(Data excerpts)
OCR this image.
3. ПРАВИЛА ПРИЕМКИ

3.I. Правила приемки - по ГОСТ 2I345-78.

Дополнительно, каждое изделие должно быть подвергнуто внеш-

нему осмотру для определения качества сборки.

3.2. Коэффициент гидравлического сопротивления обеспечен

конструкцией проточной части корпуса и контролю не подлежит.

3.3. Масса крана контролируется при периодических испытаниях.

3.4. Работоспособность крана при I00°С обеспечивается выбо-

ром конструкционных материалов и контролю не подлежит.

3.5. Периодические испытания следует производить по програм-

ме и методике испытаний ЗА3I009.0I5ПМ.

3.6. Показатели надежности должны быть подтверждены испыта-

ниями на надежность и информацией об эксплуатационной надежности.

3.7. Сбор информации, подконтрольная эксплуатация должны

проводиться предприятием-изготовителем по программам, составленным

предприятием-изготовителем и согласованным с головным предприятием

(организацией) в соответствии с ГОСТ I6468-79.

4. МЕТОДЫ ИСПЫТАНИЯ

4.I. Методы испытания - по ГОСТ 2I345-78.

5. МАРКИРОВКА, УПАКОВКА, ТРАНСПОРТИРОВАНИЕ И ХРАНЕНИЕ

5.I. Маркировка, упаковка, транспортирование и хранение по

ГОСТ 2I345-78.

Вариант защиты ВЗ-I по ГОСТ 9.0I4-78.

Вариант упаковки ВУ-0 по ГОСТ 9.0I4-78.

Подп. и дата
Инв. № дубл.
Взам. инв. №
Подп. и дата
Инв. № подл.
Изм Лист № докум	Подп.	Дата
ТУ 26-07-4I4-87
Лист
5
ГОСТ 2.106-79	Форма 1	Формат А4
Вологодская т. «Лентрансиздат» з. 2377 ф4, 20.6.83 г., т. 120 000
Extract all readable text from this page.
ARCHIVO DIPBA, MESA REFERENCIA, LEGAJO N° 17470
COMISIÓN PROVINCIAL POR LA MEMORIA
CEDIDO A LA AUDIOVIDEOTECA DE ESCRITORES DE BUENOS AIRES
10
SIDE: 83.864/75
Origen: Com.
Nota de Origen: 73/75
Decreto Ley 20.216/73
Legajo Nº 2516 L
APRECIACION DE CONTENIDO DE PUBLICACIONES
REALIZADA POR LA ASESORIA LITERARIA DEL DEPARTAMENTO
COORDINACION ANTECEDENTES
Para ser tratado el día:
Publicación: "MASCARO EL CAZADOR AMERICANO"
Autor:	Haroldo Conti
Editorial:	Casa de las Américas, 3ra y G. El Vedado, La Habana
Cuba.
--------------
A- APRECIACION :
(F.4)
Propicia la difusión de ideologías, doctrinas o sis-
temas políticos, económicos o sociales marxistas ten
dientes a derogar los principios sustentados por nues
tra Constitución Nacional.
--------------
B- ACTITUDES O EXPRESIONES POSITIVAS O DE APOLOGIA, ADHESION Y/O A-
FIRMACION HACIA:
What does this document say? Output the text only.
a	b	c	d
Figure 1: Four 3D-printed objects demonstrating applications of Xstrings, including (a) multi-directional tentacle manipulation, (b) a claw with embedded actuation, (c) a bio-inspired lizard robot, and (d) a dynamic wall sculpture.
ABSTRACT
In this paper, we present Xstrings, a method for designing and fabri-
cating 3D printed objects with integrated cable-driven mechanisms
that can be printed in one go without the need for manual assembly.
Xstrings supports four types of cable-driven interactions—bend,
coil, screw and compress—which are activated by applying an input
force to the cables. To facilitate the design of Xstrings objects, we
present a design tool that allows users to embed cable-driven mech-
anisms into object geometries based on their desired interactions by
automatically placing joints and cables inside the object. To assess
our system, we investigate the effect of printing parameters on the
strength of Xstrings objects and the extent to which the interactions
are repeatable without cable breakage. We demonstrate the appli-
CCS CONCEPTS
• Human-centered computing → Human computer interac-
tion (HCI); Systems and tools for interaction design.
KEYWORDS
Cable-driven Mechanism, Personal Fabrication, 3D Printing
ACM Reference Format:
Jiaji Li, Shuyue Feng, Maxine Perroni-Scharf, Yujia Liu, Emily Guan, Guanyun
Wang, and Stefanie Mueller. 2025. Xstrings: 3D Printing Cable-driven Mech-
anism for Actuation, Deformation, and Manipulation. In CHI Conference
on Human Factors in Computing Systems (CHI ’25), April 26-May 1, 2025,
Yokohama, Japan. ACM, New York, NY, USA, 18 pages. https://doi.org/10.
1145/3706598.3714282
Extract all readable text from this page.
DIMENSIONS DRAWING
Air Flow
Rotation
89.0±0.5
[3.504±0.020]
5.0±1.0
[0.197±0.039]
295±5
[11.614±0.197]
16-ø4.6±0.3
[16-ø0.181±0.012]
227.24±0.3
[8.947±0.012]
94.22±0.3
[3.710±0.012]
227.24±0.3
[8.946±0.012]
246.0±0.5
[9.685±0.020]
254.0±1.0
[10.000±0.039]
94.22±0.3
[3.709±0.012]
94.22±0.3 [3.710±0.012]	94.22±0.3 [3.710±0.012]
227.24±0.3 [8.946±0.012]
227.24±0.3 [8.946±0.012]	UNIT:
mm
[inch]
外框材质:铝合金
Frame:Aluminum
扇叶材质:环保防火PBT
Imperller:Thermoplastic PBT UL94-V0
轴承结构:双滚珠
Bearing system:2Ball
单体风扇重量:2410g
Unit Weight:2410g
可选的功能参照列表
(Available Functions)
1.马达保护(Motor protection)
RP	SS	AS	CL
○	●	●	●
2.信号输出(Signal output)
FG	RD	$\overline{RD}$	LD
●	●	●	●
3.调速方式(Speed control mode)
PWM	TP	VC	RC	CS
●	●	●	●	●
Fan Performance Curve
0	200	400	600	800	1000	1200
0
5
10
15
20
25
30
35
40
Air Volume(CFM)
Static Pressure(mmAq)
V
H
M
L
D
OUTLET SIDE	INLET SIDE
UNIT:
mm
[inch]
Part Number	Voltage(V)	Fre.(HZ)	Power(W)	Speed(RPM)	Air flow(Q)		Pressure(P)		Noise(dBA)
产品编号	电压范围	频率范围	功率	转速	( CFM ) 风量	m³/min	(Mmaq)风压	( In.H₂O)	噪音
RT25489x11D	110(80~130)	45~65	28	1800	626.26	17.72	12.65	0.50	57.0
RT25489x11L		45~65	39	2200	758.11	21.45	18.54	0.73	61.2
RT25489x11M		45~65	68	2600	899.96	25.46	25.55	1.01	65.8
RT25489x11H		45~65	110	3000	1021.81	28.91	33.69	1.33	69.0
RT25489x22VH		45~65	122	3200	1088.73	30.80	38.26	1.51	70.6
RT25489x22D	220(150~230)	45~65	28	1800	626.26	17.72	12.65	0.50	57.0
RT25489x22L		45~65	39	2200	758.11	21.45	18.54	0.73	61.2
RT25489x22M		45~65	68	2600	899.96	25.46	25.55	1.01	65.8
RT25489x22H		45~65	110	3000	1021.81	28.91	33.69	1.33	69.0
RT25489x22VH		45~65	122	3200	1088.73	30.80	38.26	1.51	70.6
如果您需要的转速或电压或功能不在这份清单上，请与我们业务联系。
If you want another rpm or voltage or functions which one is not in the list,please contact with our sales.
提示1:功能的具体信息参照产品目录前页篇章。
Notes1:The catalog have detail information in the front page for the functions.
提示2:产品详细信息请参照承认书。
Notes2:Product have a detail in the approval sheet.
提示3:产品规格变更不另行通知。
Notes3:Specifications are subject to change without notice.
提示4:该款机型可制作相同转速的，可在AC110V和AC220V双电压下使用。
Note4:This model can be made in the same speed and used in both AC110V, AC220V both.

What is being asked - In the listing above, how many lines include the word "предприятием"? Answer with the number and nothing more.

Solution - 2